PROVIDED ENTRIES:
- - - - - - -

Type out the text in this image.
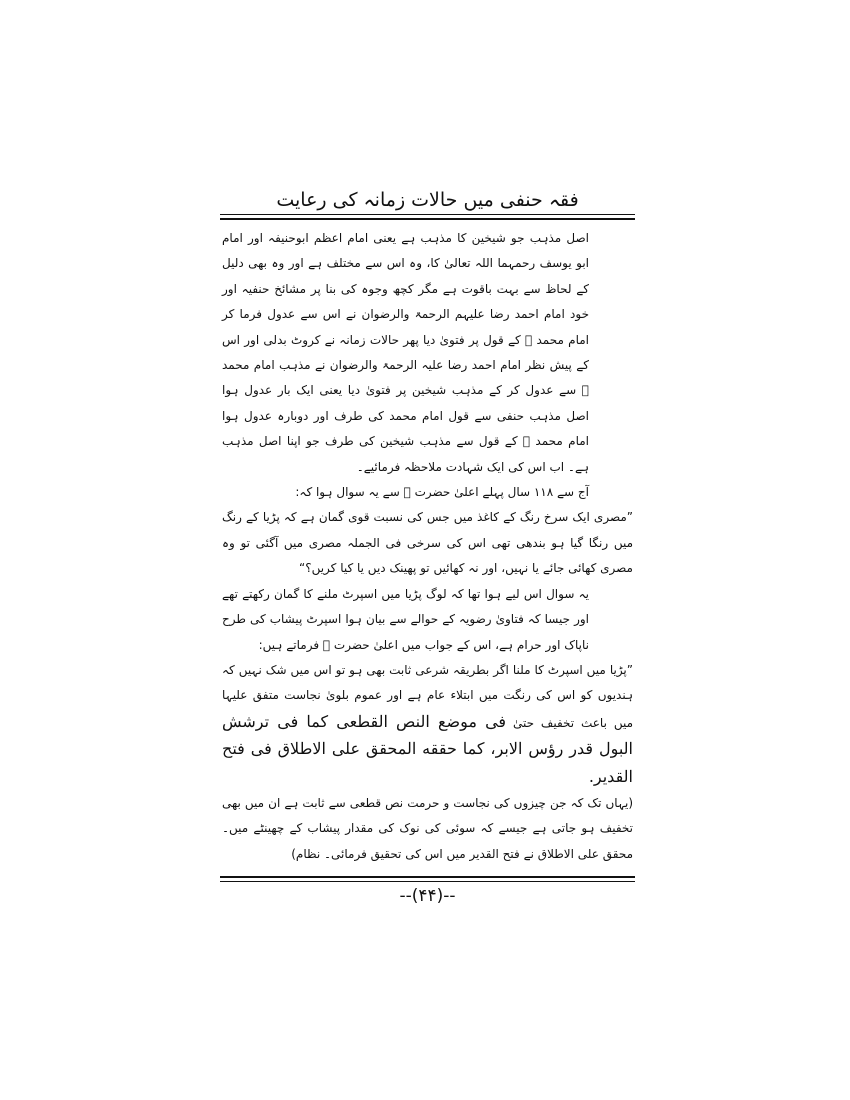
فقہ حنفی میں حالات زمانہ کی رعایت

اصل مذہب جو شیخین کا مذہب ہے یعنی امام اعظم ابوحنیفہ اور امام ابو یوسف رحمہما اللہ تعالیٰ کا، وہ اس سے مختلف ہے اور وہ بھی دلیل کے لحاظ سے بہت باقوت ہے مگر کچھ وجوہ کی بنا پر مشائخ حنفیہ اور خود امام احمد رضا علیہم الرحمۃ والرضوان نے اس سے عدول فرما کر امام محمد ﷫ کے قول پر فتویٰ دیا پھر حالات زمانہ نے کروٹ بدلی اور اس کے پیش نظر امام احمد رضا علیہ الرحمۃ والرضوان نے مذہب امام محمد ﷫ سے عدول کر کے مذہب شیخین پر فتویٰ دیا یعنی ایک بار عدول ہوا اصل مذہب حنفی سے قول امام محمد کی طرف اور دوبارہ عدول ہوا امام محمد ﷫ کے قول سے مذہب شیخین کی طرف جو اپنا اصل مذہب ہے۔ اب اس کی ایک شہادت ملاحظہ فرمائیے۔

آج سے ۱۱۸ سال پہلے اعلیٰ حضرت ﷫ سے یہ سوال ہوا کہ:

”مصری ایک سرخ رنگ کے کاغذ میں جس کی نسبت قوی گمان ہے کہ پڑیا کے رنگ میں رنگا گیا ہو بندھی تھی اس کی سرخی فی الجملہ مصری میں آگئی تو وہ مصری کھائی جائے یا نہیں، اور نہ کھائیں تو پھینک دیں یا کیا کریں؟“

یہ سوال اس لیے ہوا تھا کہ لوگ پڑیا میں اسپرٹ ملنے کا گمان رکھتے تھے اور جیسا کہ فتاویٰ رضویہ کے حوالے سے بیان ہوا اسپرٹ پیشاب کی طرح ناپاک اور حرام ہے، اس کے جواب میں اعلیٰ حضرت ﷫ فرماتے ہیں:

”پڑیا میں اسپرٹ کا ملنا اگر بطریقہ شرعی ثابت بھی ہو تو اس میں شک نہیں کہ ہندیوں کو اس کی رنگت میں ابتلاء عام ہے اور عموم بلویٰ نجاست متفق علیہا میں باعث تخفیف حتیٰ فی موضع النص القطعی کما فی ترشش البول قدر رؤس الابر، کما حققه المحقق علی الاطلاق فی فتح القدیر.

(یہاں تک کہ جن چیزوں کی نجاست و حرمت نص قطعی سے ثابت ہے ان میں بھی تخفیف ہو جاتی ہے جیسے کہ سوئی کی نوک کی مقدار پیشاب کے چھینٹے میں۔ محقق علی الاطلاق نے فتح القدیر میں اس کی تحقیق فرمائی۔ نظام)

--(۴۴)--
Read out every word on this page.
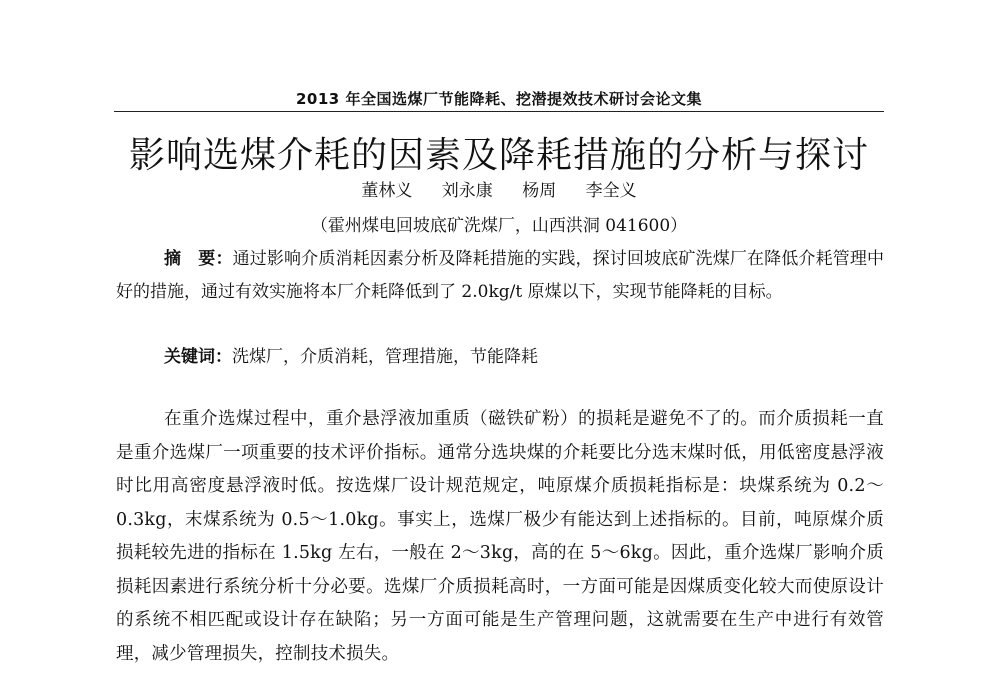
2013 年全国选煤厂节能降耗、挖潜提效技术研讨会论文集
影响选煤介耗的因素及降耗措施的分析与探讨
董林义 刘永康 杨周 李全义
（霍州煤电回坡底矿洗煤厂，山西洪洞 041600）
摘　要：通过影响介质消耗因素分析及降耗措施的实践，探讨回坡底矿洗煤厂在降低介耗管理中好的措施，通过有效实施将本厂介耗降低到了 2.0kg/t 原煤以下，实现节能降耗的目标。
关键词：洗煤厂，介质消耗，管理措施，节能降耗
在重介选煤过程中，重介悬浮液加重质（磁铁矿粉）的损耗是避免不了的。而介质损耗一直是重介选煤厂一项重要的技术评价指标。通常分选块煤的介耗要比分选末煤时低，用低密度悬浮液时比用高密度悬浮液时低。按选煤厂设计规范规定，吨原煤介质损耗指标是：块煤系统为 0.2～0.3kg，末煤系统为 0.5～1.0kg。事实上，选煤厂极少有能达到上述指标的。目前，吨原煤介质损耗较先进的指标在 1.5kg 左右，一般在 2～3kg，高的在 5～6kg。因此，重介选煤厂影响介质损耗因素进行系统分析十分必要。选煤厂介质损耗高时，一方面可能是因煤质变化较大而使原设计的系统不相匹配或设计存在缺陷；另一方面可能是生产管理问题，这就需要在生产中进行有效管理，减少管理损失，控制技术损失。
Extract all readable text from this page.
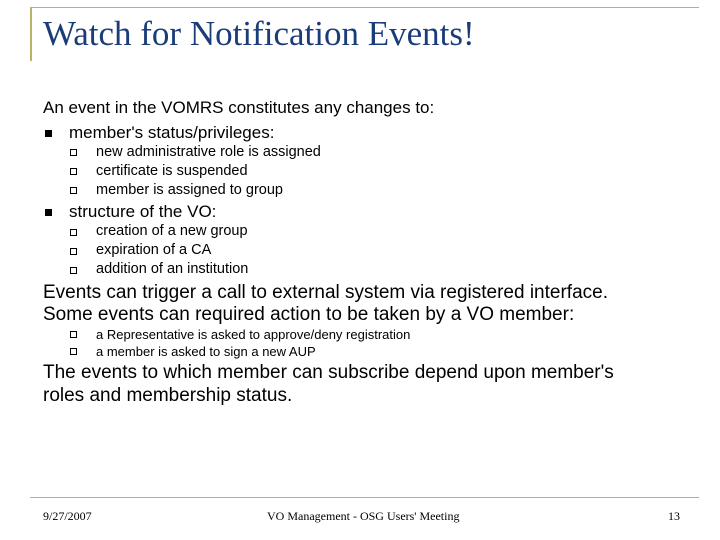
Watch for Notification Events!
An event in the VOMRS constitutes any changes to:
member's status/privileges:
new administrative role is assigned
certificate is suspended
member is assigned to group
structure of the VO:
creation of a new group
expiration of a CA
addition of an institution
Events can trigger a call to external system via registered interface.
Some events can required action to be taken by a VO member:
a Representative is asked to approve/deny registration
a member is asked to sign a new AUP
The events to which member can subscribe depend upon member's
roles and membership status.
9/27/2007	VO Management - OSG Users' Meeting	13
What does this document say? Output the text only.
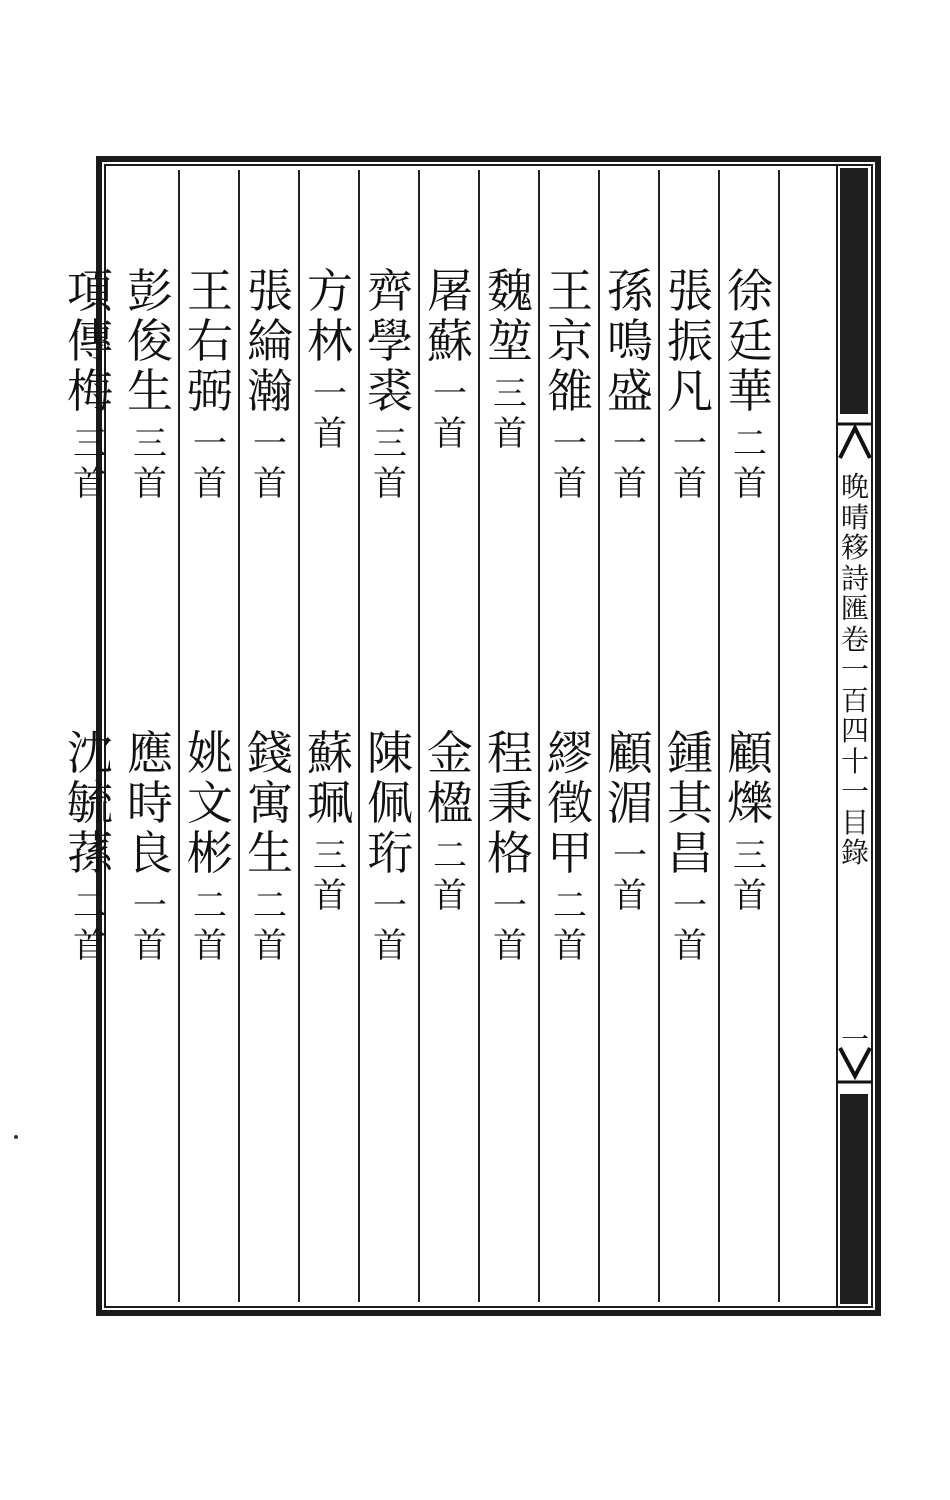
晚
晴
簃
詩
匯
卷
一
百
四
十
一
目
錄
一
徐
廷
華
二
首
顧
爍
三
首
張
振
凡
一
首
鍾
其
昌
一
首
孫
鳴
盛
一
首
顧
湄
一
首
王
京
雒
一
首
繆
徵
甲
二
首
魏
堃
三
首
程
秉
格
一
首
屠
蘇
一
首
金
楹
二
首
齊
學
裘
三
首
陳
佩
珩
一
首
方
林
一
首
蘇
珮
三
首
張
綸
瀚
一
首
錢
寓
生
二
首
王
右
弼
一
首
姚
文
彬
二
首
彭
俊
生
三
首
應
時
良
一
首
項
傳
梅
三
首
沈
毓
蓀
二
首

- - - - - - -

An exact transcription of all the entries is required, without the pictures.

OUTPUT BELOW:
Type out the text in this image.
فقہ حنفی میں حالات زمانہ کی رعایت

اصل مذہب جو شیخین کا مذہب ہے یعنی امام اعظم ابوحنیفہ اور امام ابو یوسف رحمہما اللہ تعالیٰ کا، وہ اس سے مختلف ہے اور وہ بھی دلیل کے لحاظ سے بہت باقوت ہے مگر کچھ وجوہ کی بنا پر مشائخ حنفیہ اور خود امام احمد رضا علیہم الرحمۃ والرضوان نے اس سے عدول فرما کر امام محمد ﷫ کے قول پر فتویٰ دیا پھر حالات زمانہ نے کروٹ بدلی اور اس کے پیش نظر امام احمد رضا علیہ الرحمۃ والرضوان نے مذہب امام محمد ﷫ سے عدول کر کے مذہب شیخین پر فتویٰ دیا یعنی ایک بار عدول ہوا اصل مذہب حنفی سے قول امام محمد کی طرف اور دوبارہ عدول ہوا امام محمد ﷫ کے قول سے مذہب شیخین کی طرف جو اپنا اصل مذہب ہے۔ اب اس کی ایک شہادت ملاحظہ فرمائیے۔

آج سے ۱۱۸ سال پہلے اعلیٰ حضرت ﷫ سے یہ سوال ہوا کہ:

”مصری ایک سرخ رنگ کے کاغذ میں جس کی نسبت قوی گمان ہے کہ پڑیا کے رنگ میں رنگا گیا ہو بندھی تھی اس کی سرخی فی الجملہ مصری میں آگئی تو وہ مصری کھائی جائے یا نہیں، اور نہ کھائیں تو پھینک دیں یا کیا کریں؟“

یہ سوال اس لیے ہوا تھا کہ لوگ پڑیا میں اسپرٹ ملنے کا گمان رکھتے تھے اور جیسا کہ فتاویٰ رضویہ کے حوالے سے بیان ہوا اسپرٹ پیشاب کی طرح ناپاک اور حرام ہے، اس کے جواب میں اعلیٰ حضرت ﷫ فرماتے ہیں:

”پڑیا میں اسپرٹ کا ملنا اگر بطریقہ شرعی ثابت بھی ہو تو اس میں شک نہیں کہ ہندیوں کو اس کی رنگت میں ابتلاء عام ہے اور عموم بلویٰ نجاست متفق علیہا میں باعث تخفیف حتیٰ فی موضع النص القطعی کما فی ترشش البول قدر رؤس الابر، کما حققه المحقق علی الاطلاق فی فتح القدیر.

(یہاں تک کہ جن چیزوں کی نجاست و حرمت نص قطعی سے ثابت ہے ان میں بھی تخفیف ہو جاتی ہے جیسے کہ سوئی کی نوک کی مقدار پیشاب کے چھینٹے میں۔ محقق علی الاطلاق نے فتح القدیر میں اس کی تحقیق فرمائی۔ نظام)

--(۴۴)--
Read out every word on this page.
2013 年全国选煤厂节能降耗、挖潜提效技术研讨会论文集
影响选煤介耗的因素及降耗措施的分析与探讨
董林义 刘永康 杨周 李全义
（霍州煤电回坡底矿洗煤厂，山西洪洞 041600）
摘　要：通过影响介质消耗因素分析及降耗措施的实践，探讨回坡底矿洗煤厂在降低介耗管理中好的措施，通过有效实施将本厂介耗降低到了 2.0kg/t 原煤以下，实现节能降耗的目标。
关键词：洗煤厂，介质消耗，管理措施，节能降耗
在重介选煤过程中，重介悬浮液加重质（磁铁矿粉）的损耗是避免不了的。而介质损耗一直是重介选煤厂一项重要的技术评价指标。通常分选块煤的介耗要比分选末煤时低，用低密度悬浮液时比用高密度悬浮液时低。按选煤厂设计规范规定，吨原煤介质损耗指标是：块煤系统为 0.2～0.3kg，末煤系统为 0.5～1.0kg。事实上，选煤厂极少有能达到上述指标的。目前，吨原煤介质损耗较先进的指标在 1.5kg 左右，一般在 2～3kg，高的在 5～6kg。因此，重介选煤厂影响介质损耗因素进行系统分析十分必要。选煤厂介质损耗高时，一方面可能是因煤质变化较大而使原设计的系统不相匹配或设计存在缺陷；另一方面可能是生产管理问题，这就需要在生产中进行有效管理，减少管理损失，控制技术损失。
Extract all readable text from this page.
Watch for Notification Events!
An event in the VOMRS constitutes any changes to:
member's status/privileges:
new administrative role is assigned
certificate is suspended
member is assigned to group
structure of the VO:
creation of a new group
expiration of a CA
addition of an institution
Events can trigger a call to external system via registered interface.
Some events can required action to be taken by a VO member:
a Representative is asked to approve/deny registration
a member is asked to sign a new AUP
The events to which member can subscribe depend upon member's
roles and membership status.
9/27/2007	VO Management - OSG Users' Meeting	13
What does this document say? Output the text only.
晚
晴
簃
詩
匯
卷
一
百
四
十
一
目
錄
一
徐
廷
華
二
首
顧
爍
三
首
張
振
凡
一
首
鍾
其
昌
一
首
孫
鳴
盛
一
首
顧
湄
一
首
王
京
雒
一
首
繆
徵
甲
二
首
魏
堃
三
首
程
秉
格
一
首
屠
蘇
一
首
金
楹
二
首
齊
學
裘
三
首
陳
佩
珩
一
首
方
林
一
首
蘇
珮
三
首
張
綸
瀚
一
首
錢
寓
生
二
首
王
右
弼
一
首
姚
文
彬
二
首
彭
俊
生
三
首
應
時
良
一
首
項
傳
梅
三
首
沈
毓
蓀
二
首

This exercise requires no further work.